#### Short task
Images embedded in the records are excluded; print everything else exactly as given.

*****

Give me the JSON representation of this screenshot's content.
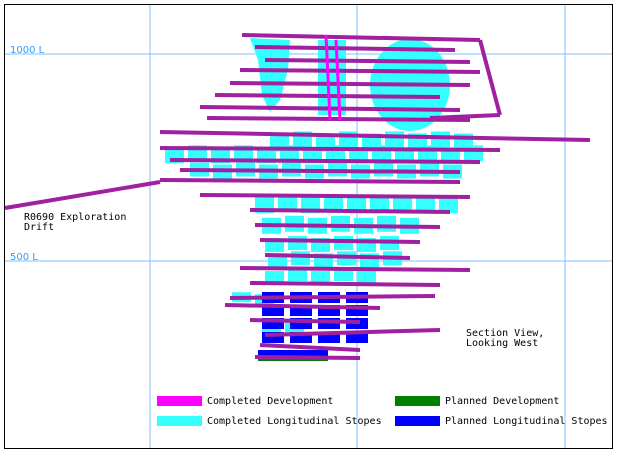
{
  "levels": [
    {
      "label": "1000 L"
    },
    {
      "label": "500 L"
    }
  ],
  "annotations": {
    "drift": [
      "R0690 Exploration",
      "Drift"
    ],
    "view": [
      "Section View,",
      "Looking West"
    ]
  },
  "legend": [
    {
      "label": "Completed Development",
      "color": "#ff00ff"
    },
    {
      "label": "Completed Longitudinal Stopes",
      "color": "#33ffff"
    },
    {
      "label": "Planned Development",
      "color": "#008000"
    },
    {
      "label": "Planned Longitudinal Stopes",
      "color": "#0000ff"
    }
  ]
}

*****

#### Written answer
Give me the JSON representation of this screenshot's content.
{
  "levels": [
    {
      "label": "1000 L"
    },
    {
      "label": "500 L"
    }
  ],
  "annotations": {
    "drift": [
      "R0690 Exploration",
      "Drift"
    ],
    "view": [
      "Section View,",
      "Looking West"
    ]
  },
  "legend": [
    {
      "label": "Completed Development",
      "color": "#ff00ff"
    },
    {
      "label": "Completed Longitudinal Stopes",
      "color": "#33ffff"
    },
    {
      "label": "Planned Development",
      "color": "#008000"
    },
    {
      "label": "Planned Longitudinal Stopes",
      "color": "#0000ff"
    }
  ]
}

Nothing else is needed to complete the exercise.